» **SOURCE RECORDS**:
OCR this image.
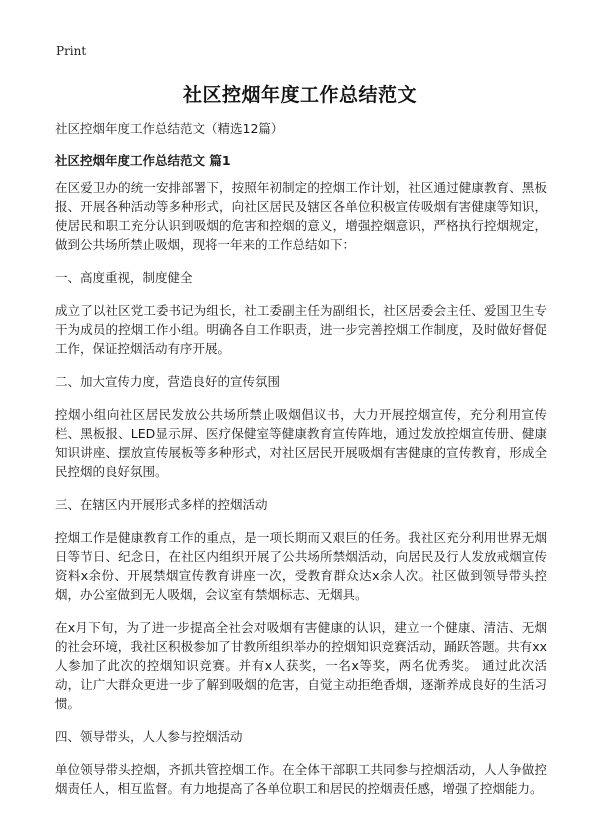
Print
社区控烟年度工作总结范文

社区控烟年度工作总结范文（精选12篇）

社区控烟年度工作总结范文 篇1

在区爱卫办的统一安排部署下，按照年初制定的控烟工作计划，社区通过健康教育、黑板报、开展各种活动等多种形式，向社区居民及辖区各单位积极宣传吸烟有害健康等知识，使居民和职工充分认识到吸烟的危害和控烟的意义，增强控烟意识，严格执行控烟规定，做到公共场所禁止吸烟，现将一年来的工作总结如下：

一、高度重视，制度健全

成立了以社区党工委书记为组长，社工委副主任为副组长，社区居委会主任、爱国卫生专干为成员的控烟工作小组。明确各自工作职责，进一步完善控烟工作制度，及时做好督促工作，保证控烟活动有序开展。

二、加大宣传力度，营造良好的宣传氛围

控烟小组向社区居民发放公共场所禁止吸烟倡议书，大力开展控烟宣传，充分利用宣传栏、黑板报、LED显示屏、医疗保健室等健康教育宣传阵地，通过发放控烟宣传册、健康知识讲座、摆放宣传展板等多种形式，对社区居民开展吸烟有害健康的宣传教育，形成全民控烟的良好氛围。

三、在辖区内开展形式多样的控烟活动

控烟工作是健康教育工作的重点，是一项长期而又艰巨的任务。我社区充分利用世界无烟日等节日、纪念日，在社区内组织开展了公共场所禁烟活动，向居民及行人发放戒烟宣传资料x余份、开展禁烟宣传教育讲座一次，受教育群众达x余人次。社区做到领导带头控烟，办公室做到无人吸烟，会议室有禁烟标志、无烟具。

在x月下旬，为了进一步提高全社会对吸烟有害健康的认识，建立一个健康、清洁、无烟的社会环境，我社区积极参加了甘教所组织举办的控烟知识竞赛活动，踊跃答题。共有xx人参加了此次的控烟知识竞赛。并有x人获奖，一名x等奖，两名优秀奖。 通过此次活动，让广大群众更进一步了解到吸烟的危害，自觉主动拒绝香烟，逐渐养成良好的生活习惯。

四、领导带头，人人参与控烟活动

单位领导带头控烟，齐抓共管控烟工作。在全体干部职工共同参与控烟活动，人人争做控烟责任人，相互监督。有力地提高了各单位职工和居民的控烟责任感，增强了控烟能力。
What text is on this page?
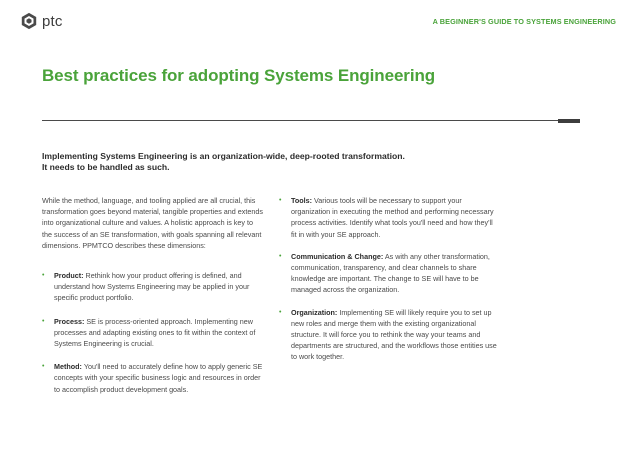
ptc	A BEGINNER'S GUIDE TO SYSTEMS ENGINEERING
Best practices for adopting Systems Engineering
Implementing Systems Engineering is an organization-wide, deep-rooted transformation.
It needs to be handled as such.

While the method, language, and tooling applied are all crucial, this transformation goes beyond material, tangible properties and extends into organizational culture and values. A holistic approach is key to the success of an SE transformation, with goals spanning all relevant dimensions. PPMTCO describes these dimensions:

• Product: Rethink how your product offering is defined, and understand how Systems Engineering may be applied in your specific product portfolio.
• Process: SE is process-oriented approach. Implementing new processes and adapting existing ones to fit within the context of Systems Engineering is crucial.
• Method: You'll need to accurately define how to apply generic SE concepts with your specific business logic and resources in order to accomplish product development goals.
• Tools: Various tools will be necessary to support your organization in executing the method and performing necessary process activities. Identify what tools you'll need and how they'll fit in with your SE approach.
• Communication & Change: As with any other transformation, communication, transparency, and clear channels to share knowledge are important. The change to SE will have to be managed across the organization.
• Organization: Implementing SE will likely require you to set up new roles and merge them with the existing organizational structure. It will force you to rethink the way your teams and departments are structured, and the workflows those entities use to work together.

» **THE EXERCISE**:
Quote the data above in full, leaving out the pictures it holds.

» **ANSWER TO THIS EXERCISE**:
OCR this image.
Print
社区控烟年度工作总结范文

社区控烟年度工作总结范文（精选12篇）

社区控烟年度工作总结范文 篇1

在区爱卫办的统一安排部署下，按照年初制定的控烟工作计划，社区通过健康教育、黑板报、开展各种活动等多种形式，向社区居民及辖区各单位积极宣传吸烟有害健康等知识，使居民和职工充分认识到吸烟的危害和控烟的意义，增强控烟意识，严格执行控烟规定，做到公共场所禁止吸烟，现将一年来的工作总结如下：

一、高度重视，制度健全

成立了以社区党工委书记为组长，社工委副主任为副组长，社区居委会主任、爱国卫生专干为成员的控烟工作小组。明确各自工作职责，进一步完善控烟工作制度，及时做好督促工作，保证控烟活动有序开展。

二、加大宣传力度，营造良好的宣传氛围

控烟小组向社区居民发放公共场所禁止吸烟倡议书，大力开展控烟宣传，充分利用宣传栏、黑板报、LED显示屏、医疗保健室等健康教育宣传阵地，通过发放控烟宣传册、健康知识讲座、摆放宣传展板等多种形式，对社区居民开展吸烟有害健康的宣传教育，形成全民控烟的良好氛围。

三、在辖区内开展形式多样的控烟活动

控烟工作是健康教育工作的重点，是一项长期而又艰巨的任务。我社区充分利用世界无烟日等节日、纪念日，在社区内组织开展了公共场所禁烟活动，向居民及行人发放戒烟宣传资料x余份、开展禁烟宣传教育讲座一次，受教育群众达x余人次。社区做到领导带头控烟，办公室做到无人吸烟，会议室有禁烟标志、无烟具。

在x月下旬，为了进一步提高全社会对吸烟有害健康的认识，建立一个健康、清洁、无烟的社会环境，我社区积极参加了甘教所组织举办的控烟知识竞赛活动，踊跃答题。共有xx人参加了此次的控烟知识竞赛。并有x人获奖，一名x等奖，两名优秀奖。 通过此次活动，让广大群众更进一步了解到吸烟的危害，自觉主动拒绝香烟，逐渐养成良好的生活习惯。

四、领导带头，人人参与控烟活动

单位领导带头控烟，齐抓共管控烟工作。在全体干部职工共同参与控烟活动，人人争做控烟责任人，相互监督。有力地提高了各单位职工和居民的控烟责任感，增强了控烟能力。
What text is on this page?
ptc	A BEGINNER'S GUIDE TO SYSTEMS ENGINEERING
Best practices for adopting Systems Engineering
Implementing Systems Engineering is an organization-wide, deep-rooted transformation.
It needs to be handled as such.

While the method, language, and tooling applied are all crucial, this transformation goes beyond material, tangible properties and extends into organizational culture and values. A holistic approach is key to the success of an SE transformation, with goals spanning all relevant dimensions. PPMTCO describes these dimensions:

• Product: Rethink how your product offering is defined, and understand how Systems Engineering may be applied in your specific product portfolio.
• Process: SE is process-oriented approach. Implementing new processes and adapting existing ones to fit within the context of Systems Engineering is crucial.
• Method: You'll need to accurately define how to apply generic SE concepts with your specific business logic and resources in order to accomplish product development goals.
• Tools: Various tools will be necessary to support your organization in executing the method and performing necessary process activities. Identify what tools you'll need and how they'll fit in with your SE approach.
• Communication & Change: As with any other transformation, communication, transparency, and clear channels to share knowledge are important. The change to SE will have to be managed across the organization.
• Organization: Implementing SE will likely require you to set up new roles and merge them with the existing organizational structure. It will force you to rethink the way your teams and departments are structured, and the workflows those entities use to work together.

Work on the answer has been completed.